• _Given problem_
Which lines in the records below contain the word "агломерации"? Copy each of them.

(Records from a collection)
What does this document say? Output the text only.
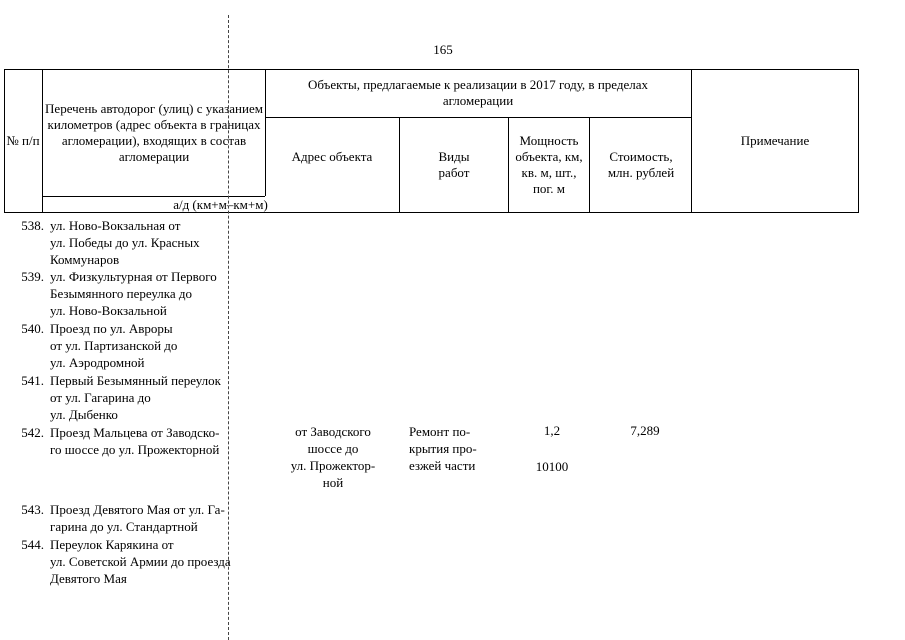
165
№ п/п
Перечень автодорог (улиц) с указанием километров (адрес объекта в границах агломерации), входящих в состав агломерации
а/д (км+м–км+м)
Объекты, предлагаемые к реализации в 2017 году, в пределах агломерации
Адрес объекта	Виды работ
Мощность объекта, км, кв. м, шт., пог. м
Стоимость, млн. рублей
Примечание
538. ул. Ново-Вокзальная от
ул. Победы до ул. Красных
Коммунаров
539. ул. Физкультурная от Первого
Безымянного переулка до
ул. Ново-Вокзальной
540. Проезд по ул. Авроры
от ул. Партизанской до
ул. Аэродромной
541. Первый Безымянный переулок
от ул. Гагарина до
ул. Дыбенко
542. Проезд Мальцева от Заводско-
го шоссе до ул. Прожекторной
от Заводского
шоссе до
ул. Прожектор-
ной
Ремонт по-
крытия про-
езжей части
1,2
10100
7,289
543. Проезд Девятого Мая от ул. Га-
гарина до ул. Стандартной
544. Переулок Карякина от
ул. Советской Армии до проезда
Девятого Мая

• _Complete output_
Перечень автодорог (улиц) с указанием километров (адрес объекта в границах агломерации), входящих в состав агломерации
Объекты, предлагаемые к реализации в 2017 году, в пределах агломерации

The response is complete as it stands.